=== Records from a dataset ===
------------------------------------------------------------------------
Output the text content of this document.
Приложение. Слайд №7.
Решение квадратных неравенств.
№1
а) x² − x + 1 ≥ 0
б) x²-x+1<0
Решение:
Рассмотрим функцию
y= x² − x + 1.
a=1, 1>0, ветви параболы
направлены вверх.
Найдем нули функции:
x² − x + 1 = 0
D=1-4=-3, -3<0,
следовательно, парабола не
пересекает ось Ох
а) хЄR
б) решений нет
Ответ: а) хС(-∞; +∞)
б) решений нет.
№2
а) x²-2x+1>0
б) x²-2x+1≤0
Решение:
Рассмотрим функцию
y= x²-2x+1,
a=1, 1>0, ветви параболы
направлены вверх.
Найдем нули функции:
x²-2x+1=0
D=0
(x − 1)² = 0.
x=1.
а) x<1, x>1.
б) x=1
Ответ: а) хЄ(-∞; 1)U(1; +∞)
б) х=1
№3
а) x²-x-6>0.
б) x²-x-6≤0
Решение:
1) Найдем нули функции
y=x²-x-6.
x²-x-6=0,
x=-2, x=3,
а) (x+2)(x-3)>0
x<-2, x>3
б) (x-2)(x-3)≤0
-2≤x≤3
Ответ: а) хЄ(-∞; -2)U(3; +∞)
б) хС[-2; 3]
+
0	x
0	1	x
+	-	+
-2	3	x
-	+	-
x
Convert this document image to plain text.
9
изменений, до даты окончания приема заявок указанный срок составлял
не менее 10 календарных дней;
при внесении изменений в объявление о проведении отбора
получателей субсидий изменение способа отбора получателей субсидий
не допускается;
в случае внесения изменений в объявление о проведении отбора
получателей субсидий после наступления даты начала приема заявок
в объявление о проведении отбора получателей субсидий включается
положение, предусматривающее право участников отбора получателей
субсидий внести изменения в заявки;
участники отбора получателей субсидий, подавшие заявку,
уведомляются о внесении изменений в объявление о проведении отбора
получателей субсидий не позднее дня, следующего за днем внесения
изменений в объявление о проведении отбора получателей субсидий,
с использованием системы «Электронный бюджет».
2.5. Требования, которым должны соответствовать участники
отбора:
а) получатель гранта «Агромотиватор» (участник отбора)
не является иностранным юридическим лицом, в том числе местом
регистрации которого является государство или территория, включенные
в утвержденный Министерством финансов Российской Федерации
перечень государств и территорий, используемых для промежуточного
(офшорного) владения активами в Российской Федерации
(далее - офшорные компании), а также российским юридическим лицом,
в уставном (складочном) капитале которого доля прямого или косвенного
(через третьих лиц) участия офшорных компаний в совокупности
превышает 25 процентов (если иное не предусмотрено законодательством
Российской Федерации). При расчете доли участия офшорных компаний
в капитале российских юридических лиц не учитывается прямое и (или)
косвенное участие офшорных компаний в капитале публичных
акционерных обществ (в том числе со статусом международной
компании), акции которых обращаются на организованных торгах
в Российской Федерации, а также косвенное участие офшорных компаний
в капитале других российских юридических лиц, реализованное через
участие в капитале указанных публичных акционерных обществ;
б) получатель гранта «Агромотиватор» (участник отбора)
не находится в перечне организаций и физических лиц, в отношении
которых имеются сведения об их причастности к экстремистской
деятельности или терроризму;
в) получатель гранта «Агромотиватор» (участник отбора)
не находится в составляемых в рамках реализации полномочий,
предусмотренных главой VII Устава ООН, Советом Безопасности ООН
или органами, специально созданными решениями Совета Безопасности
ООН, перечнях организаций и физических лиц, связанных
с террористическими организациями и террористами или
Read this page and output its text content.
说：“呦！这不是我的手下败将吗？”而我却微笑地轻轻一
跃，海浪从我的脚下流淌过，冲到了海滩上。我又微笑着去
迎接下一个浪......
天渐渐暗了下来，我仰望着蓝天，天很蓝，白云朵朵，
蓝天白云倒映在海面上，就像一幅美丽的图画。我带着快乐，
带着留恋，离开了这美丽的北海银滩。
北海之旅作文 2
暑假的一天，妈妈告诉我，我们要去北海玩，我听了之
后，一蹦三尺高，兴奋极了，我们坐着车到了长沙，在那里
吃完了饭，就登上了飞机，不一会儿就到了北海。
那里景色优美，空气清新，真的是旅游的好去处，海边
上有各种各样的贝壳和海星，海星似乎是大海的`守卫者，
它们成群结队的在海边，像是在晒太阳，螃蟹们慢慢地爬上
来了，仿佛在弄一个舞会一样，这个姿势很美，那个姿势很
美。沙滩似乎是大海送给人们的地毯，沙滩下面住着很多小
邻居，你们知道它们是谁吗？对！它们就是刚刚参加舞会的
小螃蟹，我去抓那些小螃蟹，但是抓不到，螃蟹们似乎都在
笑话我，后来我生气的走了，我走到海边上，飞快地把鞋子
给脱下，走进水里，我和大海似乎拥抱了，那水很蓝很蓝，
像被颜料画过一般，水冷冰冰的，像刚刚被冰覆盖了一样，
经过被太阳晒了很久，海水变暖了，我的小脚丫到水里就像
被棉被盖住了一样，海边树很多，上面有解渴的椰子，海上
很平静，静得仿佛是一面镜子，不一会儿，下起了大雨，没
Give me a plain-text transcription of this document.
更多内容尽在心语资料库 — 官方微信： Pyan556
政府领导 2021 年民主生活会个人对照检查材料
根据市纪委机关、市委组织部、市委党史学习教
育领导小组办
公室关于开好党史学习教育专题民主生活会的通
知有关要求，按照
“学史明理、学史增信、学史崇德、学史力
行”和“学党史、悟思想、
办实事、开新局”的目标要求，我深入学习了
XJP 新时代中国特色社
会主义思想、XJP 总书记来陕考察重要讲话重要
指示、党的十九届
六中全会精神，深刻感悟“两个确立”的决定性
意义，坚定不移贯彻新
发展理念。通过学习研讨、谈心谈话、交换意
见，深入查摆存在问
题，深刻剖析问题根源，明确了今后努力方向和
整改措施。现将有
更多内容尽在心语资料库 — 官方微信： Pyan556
------------------------------------------------------------------------
Find the string "проведении" in the records, then copy each line where it occurs.

при внесении изменений в объявление о проведении отбора
в случае внесения изменений в объявление о проведении отбора
в объявление о проведении отбора получателей субсидий включается
уведомляются о внесении изменений в объявление о проведении отбора
изменений в объявление о проведении отбора получателей субсидий,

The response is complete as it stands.